What you have to do =
Print all the entries verbatim.

Dataset excerpts =

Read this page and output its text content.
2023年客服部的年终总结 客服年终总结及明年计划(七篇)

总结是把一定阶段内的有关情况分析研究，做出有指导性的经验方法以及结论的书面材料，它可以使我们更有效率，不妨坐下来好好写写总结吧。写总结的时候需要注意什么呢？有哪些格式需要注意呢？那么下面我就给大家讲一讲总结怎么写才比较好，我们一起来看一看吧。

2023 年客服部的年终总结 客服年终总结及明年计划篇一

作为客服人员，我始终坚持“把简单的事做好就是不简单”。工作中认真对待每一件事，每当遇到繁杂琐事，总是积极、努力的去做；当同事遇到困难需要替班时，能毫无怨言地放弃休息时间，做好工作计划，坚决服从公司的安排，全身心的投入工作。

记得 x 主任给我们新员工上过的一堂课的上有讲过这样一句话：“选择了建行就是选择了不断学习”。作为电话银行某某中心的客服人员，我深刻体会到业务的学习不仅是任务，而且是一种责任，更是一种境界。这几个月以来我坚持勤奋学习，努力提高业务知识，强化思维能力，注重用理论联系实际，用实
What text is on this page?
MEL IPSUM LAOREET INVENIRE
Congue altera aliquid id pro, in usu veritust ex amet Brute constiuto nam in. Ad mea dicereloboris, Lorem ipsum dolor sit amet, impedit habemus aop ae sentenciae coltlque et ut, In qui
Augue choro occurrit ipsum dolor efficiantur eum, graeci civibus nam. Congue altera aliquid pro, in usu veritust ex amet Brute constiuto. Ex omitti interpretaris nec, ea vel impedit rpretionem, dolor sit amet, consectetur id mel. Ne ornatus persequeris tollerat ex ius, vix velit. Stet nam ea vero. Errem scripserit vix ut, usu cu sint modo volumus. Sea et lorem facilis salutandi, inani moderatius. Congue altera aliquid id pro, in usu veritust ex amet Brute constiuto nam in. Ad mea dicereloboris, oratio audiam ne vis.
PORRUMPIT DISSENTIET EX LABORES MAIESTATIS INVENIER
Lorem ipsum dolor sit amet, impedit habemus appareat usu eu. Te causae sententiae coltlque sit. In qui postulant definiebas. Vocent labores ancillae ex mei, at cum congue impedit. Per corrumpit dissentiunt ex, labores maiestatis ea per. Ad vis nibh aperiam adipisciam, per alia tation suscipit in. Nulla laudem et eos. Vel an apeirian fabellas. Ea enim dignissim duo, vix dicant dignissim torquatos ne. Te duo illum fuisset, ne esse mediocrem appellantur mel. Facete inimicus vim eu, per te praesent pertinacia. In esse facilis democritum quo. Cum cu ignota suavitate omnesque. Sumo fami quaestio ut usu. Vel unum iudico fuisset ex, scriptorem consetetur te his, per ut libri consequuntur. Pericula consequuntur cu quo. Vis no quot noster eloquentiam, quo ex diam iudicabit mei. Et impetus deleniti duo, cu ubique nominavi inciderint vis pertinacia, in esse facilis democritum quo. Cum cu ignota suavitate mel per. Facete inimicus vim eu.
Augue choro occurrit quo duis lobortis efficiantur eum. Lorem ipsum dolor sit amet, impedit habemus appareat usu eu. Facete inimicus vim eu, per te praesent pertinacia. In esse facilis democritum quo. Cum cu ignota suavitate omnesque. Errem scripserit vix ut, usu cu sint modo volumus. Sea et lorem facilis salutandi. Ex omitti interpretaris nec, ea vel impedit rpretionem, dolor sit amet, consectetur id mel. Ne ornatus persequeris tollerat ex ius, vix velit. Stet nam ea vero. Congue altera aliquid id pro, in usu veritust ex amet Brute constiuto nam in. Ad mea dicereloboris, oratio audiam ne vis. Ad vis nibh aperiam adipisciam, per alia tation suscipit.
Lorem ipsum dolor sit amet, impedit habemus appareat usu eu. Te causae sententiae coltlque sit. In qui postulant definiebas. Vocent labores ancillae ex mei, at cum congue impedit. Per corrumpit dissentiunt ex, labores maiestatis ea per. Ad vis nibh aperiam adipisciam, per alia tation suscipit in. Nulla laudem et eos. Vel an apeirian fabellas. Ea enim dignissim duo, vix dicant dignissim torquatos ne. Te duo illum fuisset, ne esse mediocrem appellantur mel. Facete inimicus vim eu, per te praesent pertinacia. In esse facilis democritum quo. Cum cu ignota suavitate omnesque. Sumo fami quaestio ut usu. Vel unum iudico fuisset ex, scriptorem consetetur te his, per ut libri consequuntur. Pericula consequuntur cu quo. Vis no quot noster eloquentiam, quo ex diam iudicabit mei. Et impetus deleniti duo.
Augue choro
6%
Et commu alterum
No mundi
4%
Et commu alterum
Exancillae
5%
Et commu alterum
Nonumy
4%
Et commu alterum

Reply =
Read this page and output its text content.
2023年客服部的年终总结 客服年终总结及明年计划(七篇)

总结是把一定阶段内的有关情况分析研究，做出有指导性的经验方法以及结论的书面材料，它可以使我们更有效率，不妨坐下来好好写写总结吧。写总结的时候需要注意什么呢？有哪些格式需要注意呢？那么下面我就给大家讲一讲总结怎么写才比较好，我们一起来看一看吧。

2023 年客服部的年终总结 客服年终总结及明年计划篇一

作为客服人员，我始终坚持“把简单的事做好就是不简单”。工作中认真对待每一件事，每当遇到繁杂琐事，总是积极、努力的去做；当同事遇到困难需要替班时，能毫无怨言地放弃休息时间，做好工作计划，坚决服从公司的安排，全身心的投入工作。

记得 x 主任给我们新员工上过的一堂课的上有讲过这样一句话：“选择了建行就是选择了不断学习”。作为电话银行某某中心的客服人员，我深刻体会到业务的学习不仅是任务，而且是一种责任，更是一种境界。这几个月以来我坚持勤奋学习，努力提高业务知识，强化思维能力，注重用理论联系实际，用实
What text is on this page?
MEL IPSUM LAOREET INVENIRE
Congue altera aliquid id pro, in usu veritust ex amet Brute constiuto nam in. Ad mea dicereloboris, Lorem ipsum dolor sit amet, impedit habemus aop ae sentenciae coltlque et ut, In qui
Augue choro occurrit ipsum dolor efficiantur eum, graeci civibus nam. Congue altera aliquid pro, in usu veritust ex amet Brute constiuto. Ex omitti interpretaris nec, ea vel impedit rpretionem, dolor sit amet, consectetur id mel. Ne ornatus persequeris tollerat ex ius, vix velit. Stet nam ea vero. Errem scripserit vix ut, usu cu sint modo volumus. Sea et lorem facilis salutandi, inani moderatius. Congue altera aliquid id pro, in usu veritust ex amet Brute constiuto nam in. Ad mea dicereloboris, oratio audiam ne vis.
PORRUMPIT DISSENTIET EX LABORES MAIESTATIS INVENIER
Lorem ipsum dolor sit amet, impedit habemus appareat usu eu. Te causae sententiae coltlque sit. In qui postulant definiebas. Vocent labores ancillae ex mei, at cum congue impedit. Per corrumpit dissentiunt ex, labores maiestatis ea per. Ad vis nibh aperiam adipisciam, per alia tation suscipit in. Nulla laudem et eos. Vel an apeirian fabellas. Ea enim dignissim duo, vix dicant dignissim torquatos ne. Te duo illum fuisset, ne esse mediocrem appellantur mel. Facete inimicus vim eu, per te praesent pertinacia. In esse facilis democritum quo. Cum cu ignota suavitate omnesque. Sumo fami quaestio ut usu. Vel unum iudico fuisset ex, scriptorem consetetur te his, per ut libri consequuntur. Pericula consequuntur cu quo. Vis no quot noster eloquentiam, quo ex diam iudicabit mei. Et impetus deleniti duo, cu ubique nominavi inciderint vis pertinacia, in esse facilis democritum quo. Cum cu ignota suavitate mel per. Facete inimicus vim eu.
Augue choro occurrit quo duis lobortis efficiantur eum. Lorem ipsum dolor sit amet, impedit habemus appareat usu eu. Facete inimicus vim eu, per te praesent pertinacia. In esse facilis democritum quo. Cum cu ignota suavitate omnesque. Errem scripserit vix ut, usu cu sint modo volumus. Sea et lorem facilis salutandi. Ex omitti interpretaris nec, ea vel impedit rpretionem, dolor sit amet, consectetur id mel. Ne ornatus persequeris tollerat ex ius, vix velit. Stet nam ea vero. Congue altera aliquid id pro, in usu veritust ex amet Brute constiuto nam in. Ad mea dicereloboris, oratio audiam ne vis. Ad vis nibh aperiam adipisciam, per alia tation suscipit.
Lorem ipsum dolor sit amet, impedit habemus appareat usu eu. Te causae sententiae coltlque sit. In qui postulant definiebas. Vocent labores ancillae ex mei, at cum congue impedit. Per corrumpit dissentiunt ex, labores maiestatis ea per. Ad vis nibh aperiam adipisciam, per alia tation suscipit in. Nulla laudem et eos. Vel an apeirian fabellas. Ea enim dignissim duo, vix dicant dignissim torquatos ne. Te duo illum fuisset, ne esse mediocrem appellantur mel. Facete inimicus vim eu, per te praesent pertinacia. In esse facilis democritum quo. Cum cu ignota suavitate omnesque. Sumo fami quaestio ut usu. Vel unum iudico fuisset ex, scriptorem consetetur te his, per ut libri consequuntur. Pericula consequuntur cu quo. Vis no quot noster eloquentiam, quo ex diam iudicabit mei. Et impetus deleniti duo.
Augue choro
6%
Et commu alterum
No mundi
4%
Et commu alterum
Exancillae
5%
Et commu alterum
Nonumy
4%
Et commu alterum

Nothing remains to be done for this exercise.